>> START

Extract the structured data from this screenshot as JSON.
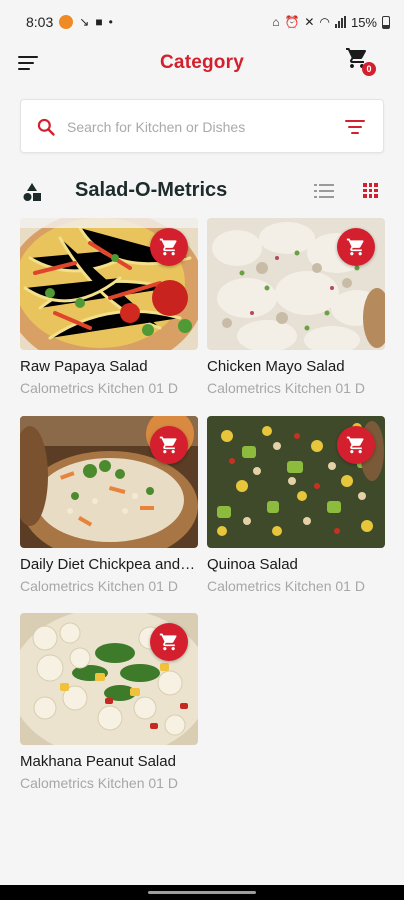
{
  "status_bar": {
    "time": "8:03",
    "battery": "15%"
  },
  "header": {
    "title": "Category",
    "cart_count": "0"
  },
  "search": {
    "placeholder": "Search for Kitchen or Dishes"
  },
  "section": {
    "title": "Salad-O-Metrics"
  },
  "colors": {
    "accent": "#d4202e",
    "background": "#f5f5f5",
    "muted_text": "#a7a7a7"
  },
  "icons": {
    "menu": "hamburger-menu-icon",
    "cart": "shopping-cart-icon",
    "search": "search-icon",
    "filter": "filter-icon",
    "category": "shapes-icon",
    "list_view": "list-view-icon",
    "grid_view": "grid-view-icon",
    "add_to_cart": "add-cart-icon"
  },
  "dishes": [
    {
      "name": "Raw Papaya Salad",
      "kitchen": "Calometrics Kitchen 01 D"
    },
    {
      "name": "Chicken Mayo Salad",
      "kitchen": "Calometrics Kitchen 01 D"
    },
    {
      "name": "Daily Diet Chickpea and Carrot Salad",
      "kitchen": "Calometrics Kitchen 01 D"
    },
    {
      "name": "Quinoa Salad",
      "kitchen": "Calometrics Kitchen 01 D"
    },
    {
      "name": "Makhana Peanut Salad",
      "kitchen": "Calometrics Kitchen 01 D"
    }
  ]
}
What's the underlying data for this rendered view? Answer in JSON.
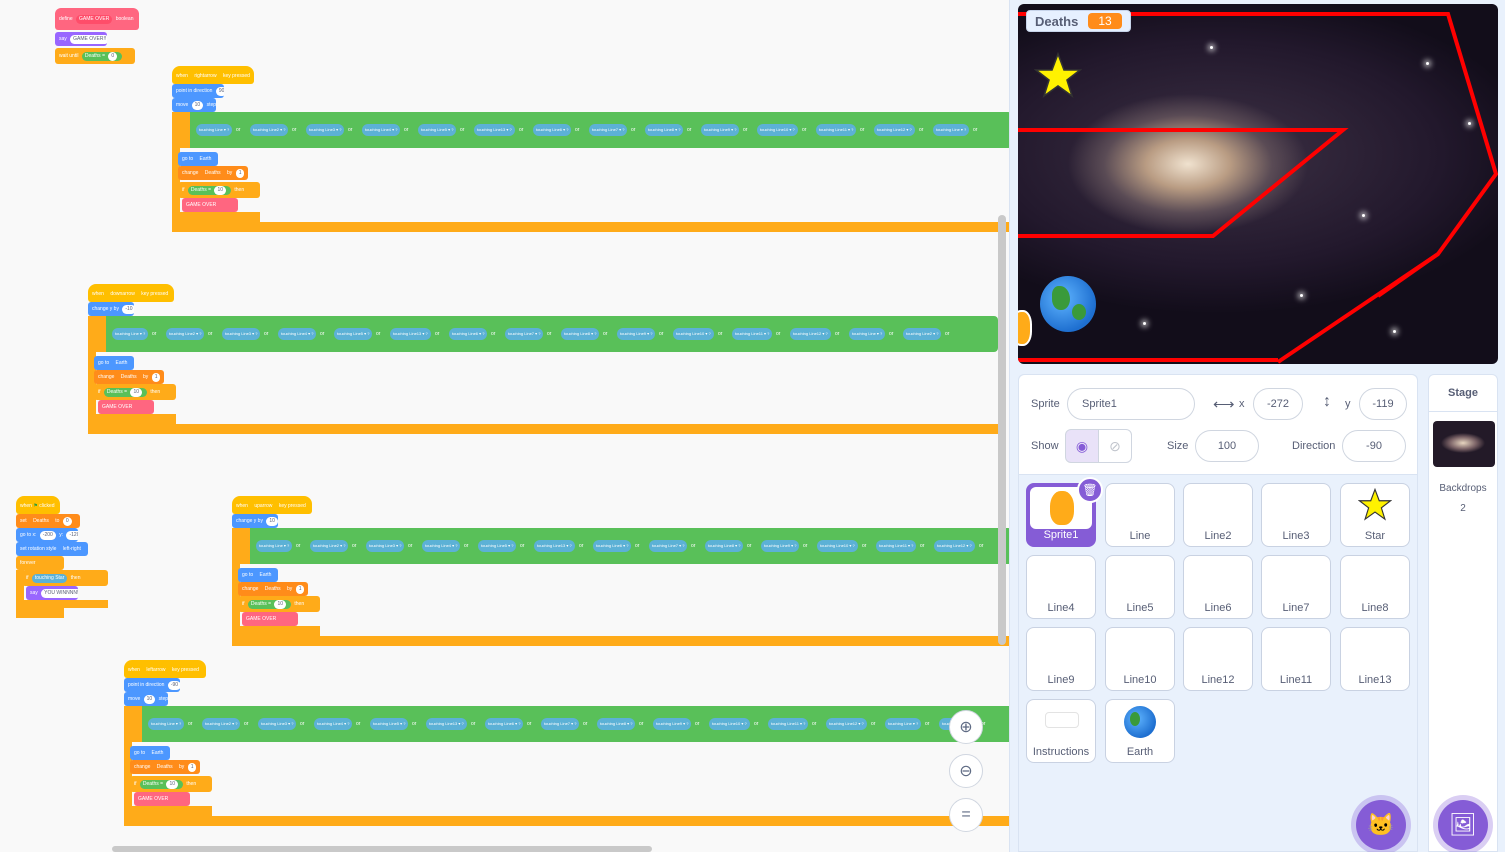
{
  "code_blocks": {
    "define_block": {
      "define": "define",
      "name": "GAME OVER",
      "boolean": "boolean",
      "say": "say",
      "say_text": "GAME OVER!!",
      "wait_until": "wait until",
      "var": "Deaths",
      "eq": "=",
      "zero": "0"
    },
    "right_arrow": {
      "when": "when",
      "key": "rightarrow",
      "pressed": "key pressed",
      "point": "point in direction",
      "dir": "90",
      "move": "move",
      "steps_n": "10",
      "steps": "steps",
      "goto": "go to",
      "earth": "Earth",
      "change": "change",
      "deaths": "Deaths",
      "by": "by",
      "one": "1",
      "if": "if",
      "then": "then",
      "ten": "10",
      "gameover": "GAME OVER"
    },
    "down_arrow": {
      "key": "downarrow",
      "change_y": "change y by",
      "amount": "-10"
    },
    "green_flag": {
      "when_flag": "when",
      "clicked": "clicked",
      "set": "set",
      "to": "to",
      "zero": "0",
      "goto_xy": "go to x:",
      "x_val": "-200",
      "y": "y:",
      "y_val": "-120",
      "rotation": "set rotation style",
      "lr": "left-right",
      "forever": "forever",
      "touching": "touching",
      "star": "Star",
      "say": "say",
      "win_text": "YOU WINNNN!"
    },
    "up_arrow": {
      "key": "uparrow",
      "amount": "10"
    },
    "left_arrow": {
      "key": "leftarrow",
      "dir": "-90"
    },
    "touching_chips": [
      "Line",
      "Line2",
      "Line3",
      "Line4",
      "Line5",
      "Line13",
      "Line6",
      "Line7",
      "Line8",
      "Line9",
      "Line10",
      "Line11",
      "Line12"
    ],
    "touching": "touching",
    "or": "or",
    "q": "?"
  },
  "zoom": {
    "zoom_in": "+",
    "zoom_out": "−",
    "reset": "="
  },
  "stage": {
    "monitor_label": "Deaths",
    "monitor_value": "13"
  },
  "sprite_info": {
    "sprite_label": "Sprite",
    "sprite_name": "Sprite1",
    "x_label": "x",
    "x_value": "-272",
    "y_label": "y",
    "y_value": "-119",
    "show_label": "Show",
    "size_label": "Size",
    "size_value": "100",
    "direction_label": "Direction",
    "direction_value": "-90"
  },
  "sprites": [
    {
      "name": "Sprite1"
    },
    {
      "name": "Line"
    },
    {
      "name": "Line2"
    },
    {
      "name": "Line3"
    },
    {
      "name": "Star"
    },
    {
      "name": "Line4"
    },
    {
      "name": "Line5"
    },
    {
      "name": "Line6"
    },
    {
      "name": "Line7"
    },
    {
      "name": "Line8"
    },
    {
      "name": "Line9"
    },
    {
      "name": "Line10"
    },
    {
      "name": "Line12"
    },
    {
      "name": "Line11"
    },
    {
      "name": "Line13"
    },
    {
      "name": "Instructions"
    },
    {
      "name": "Earth"
    }
  ],
  "stage_panel": {
    "title": "Stage",
    "backdrops_label": "Backdrops",
    "backdrops_count": "2"
  },
  "colors": {
    "accent": "#855cd6",
    "deaths_monitor": "#ff8c1a",
    "stage_lines": "#ff0000"
  }
}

>> END

Please repeat the entries exactly. Do not include the pictures.

Extract the structured data from this screenshot as JSON.
{
  "status_bar": {
    "time": "8:03",
    "battery": "15%"
  },
  "header": {
    "title": "Category",
    "cart_count": "0"
  },
  "search": {
    "placeholder": "Search for Kitchen or Dishes"
  },
  "section": {
    "title": "Salad-O-Metrics"
  },
  "colors": {
    "accent": "#d4202e",
    "background": "#f5f5f5",
    "muted_text": "#a7a7a7"
  },
  "icons": {
    "menu": "hamburger-menu-icon",
    "cart": "shopping-cart-icon",
    "search": "search-icon",
    "filter": "filter-icon",
    "category": "shapes-icon",
    "list_view": "list-view-icon",
    "grid_view": "grid-view-icon",
    "add_to_cart": "add-cart-icon"
  },
  "dishes": [
    {
      "name": "Raw Papaya Salad",
      "kitchen": "Calometrics Kitchen 01 D"
    },
    {
      "name": "Chicken Mayo Salad",
      "kitchen": "Calometrics Kitchen 01 D"
    },
    {
      "name": "Daily Diet Chickpea and Carrot Salad",
      "kitchen": "Calometrics Kitchen 01 D"
    },
    {
      "name": "Quinoa Salad",
      "kitchen": "Calometrics Kitchen 01 D"
    },
    {
      "name": "Makhana Peanut Salad",
      "kitchen": "Calometrics Kitchen 01 D"
    }
  ]
}
What's the underlying data for this rendered view? Answer in JSON.
{
  "code_blocks": {
    "define_block": {
      "define": "define",
      "name": "GAME OVER",
      "boolean": "boolean",
      "say": "say",
      "say_text": "GAME OVER!!",
      "wait_until": "wait until",
      "var": "Deaths",
      "eq": "=",
      "zero": "0"
    },
    "right_arrow": {
      "when": "when",
      "key": "rightarrow",
      "pressed": "key pressed",
      "point": "point in direction",
      "dir": "90",
      "move": "move",
      "steps_n": "10",
      "steps": "steps",
      "goto": "go to",
      "earth": "Earth",
      "change": "change",
      "deaths": "Deaths",
      "by": "by",
      "one": "1",
      "if": "if",
      "then": "then",
      "ten": "10",
      "gameover": "GAME OVER"
    },
    "down_arrow": {
      "key": "downarrow",
      "change_y": "change y by",
      "amount": "-10"
    },
    "green_flag": {
      "when_flag": "when",
      "clicked": "clicked",
      "set": "set",
      "to": "to",
      "zero": "0",
      "goto_xy": "go to x:",
      "x_val": "-200",
      "y": "y:",
      "y_val": "-120",
      "rotation": "set rotation style",
      "lr": "left-right",
      "forever": "forever",
      "touching": "touching",
      "star": "Star",
      "say": "say",
      "win_text": "YOU WINNNN!"
    },
    "up_arrow": {
      "key": "uparrow",
      "amount": "10"
    },
    "left_arrow": {
      "key": "leftarrow",
      "dir": "-90"
    },
    "touching_chips": [
      "Line",
      "Line2",
      "Line3",
      "Line4",
      "Line5",
      "Line13",
      "Line6",
      "Line7",
      "Line8",
      "Line9",
      "Line10",
      "Line11",
      "Line12"
    ],
    "touching": "touching",
    "or": "or",
    "q": "?"
  },
  "zoom": {
    "zoom_in": "+",
    "zoom_out": "−",
    "reset": "="
  },
  "stage": {
    "monitor_label": "Deaths",
    "monitor_value": "13"
  },
  "sprite_info": {
    "sprite_label": "Sprite",
    "sprite_name": "Sprite1",
    "x_label": "x",
    "x_value": "-272",
    "y_label": "y",
    "y_value": "-119",
    "show_label": "Show",
    "size_label": "Size",
    "size_value": "100",
    "direction_label": "Direction",
    "direction_value": "-90"
  },
  "sprites": [
    {
      "name": "Sprite1"
    },
    {
      "name": "Line"
    },
    {
      "name": "Line2"
    },
    {
      "name": "Line3"
    },
    {
      "name": "Star"
    },
    {
      "name": "Line4"
    },
    {
      "name": "Line5"
    },
    {
      "name": "Line6"
    },
    {
      "name": "Line7"
    },
    {
      "name": "Line8"
    },
    {
      "name": "Line9"
    },
    {
      "name": "Line10"
    },
    {
      "name": "Line12"
    },
    {
      "name": "Line11"
    },
    {
      "name": "Line13"
    },
    {
      "name": "Instructions"
    },
    {
      "name": "Earth"
    }
  ],
  "stage_panel": {
    "title": "Stage",
    "backdrops_label": "Backdrops",
    "backdrops_count": "2"
  },
  "colors": {
    "accent": "#855cd6",
    "deaths_monitor": "#ff8c1a",
    "stage_lines": "#ff0000"
  }
}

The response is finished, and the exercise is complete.